▶ [Records supplied]:

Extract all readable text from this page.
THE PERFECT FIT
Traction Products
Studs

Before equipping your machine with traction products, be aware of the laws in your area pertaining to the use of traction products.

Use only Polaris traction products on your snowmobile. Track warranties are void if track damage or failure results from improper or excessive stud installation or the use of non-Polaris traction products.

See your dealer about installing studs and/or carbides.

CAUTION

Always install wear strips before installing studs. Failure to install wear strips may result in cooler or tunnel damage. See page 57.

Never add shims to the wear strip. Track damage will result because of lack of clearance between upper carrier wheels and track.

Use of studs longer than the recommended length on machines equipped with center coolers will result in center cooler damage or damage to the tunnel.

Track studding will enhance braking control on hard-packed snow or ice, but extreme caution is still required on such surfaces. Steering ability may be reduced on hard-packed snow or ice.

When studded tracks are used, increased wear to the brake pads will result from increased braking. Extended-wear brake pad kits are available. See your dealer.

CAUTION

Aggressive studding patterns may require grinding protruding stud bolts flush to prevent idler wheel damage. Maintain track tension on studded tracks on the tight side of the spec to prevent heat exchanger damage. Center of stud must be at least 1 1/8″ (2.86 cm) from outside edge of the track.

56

▶ [Exercise details]:
Copy the records above exactly as they appear.

▶ [Solution for this exercise]:
Extract all readable text from this page.
THE PERFECT FIT
Traction Products
Studs

Before equipping your machine with traction products, be aware of the laws in your area pertaining to the use of traction products.

Use only Polaris traction products on your snowmobile. Track warranties are void if track damage or failure results from improper or excessive stud installation or the use of non-Polaris traction products.

See your dealer about installing studs and/or carbides.

CAUTION

Always install wear strips before installing studs. Failure to install wear strips may result in cooler or tunnel damage. See page 57.

Never add shims to the wear strip. Track damage will result because of lack of clearance between upper carrier wheels and track.

Use of studs longer than the recommended length on machines equipped with center coolers will result in center cooler damage or damage to the tunnel.

Track studding will enhance braking control on hard-packed snow or ice, but extreme caution is still required on such surfaces. Steering ability may be reduced on hard-packed snow or ice.

When studded tracks are used, increased wear to the brake pads will result from increased braking. Extended-wear brake pad kits are available. See your dealer.

CAUTION

Aggressive studding patterns may require grinding protruding stud bolts flush to prevent idler wheel damage. Maintain track tension on studded tracks on the tight side of the spec to prevent heat exchanger damage. Center of stud must be at least 1 1/8″ (2.86 cm) from outside edge of the track.

56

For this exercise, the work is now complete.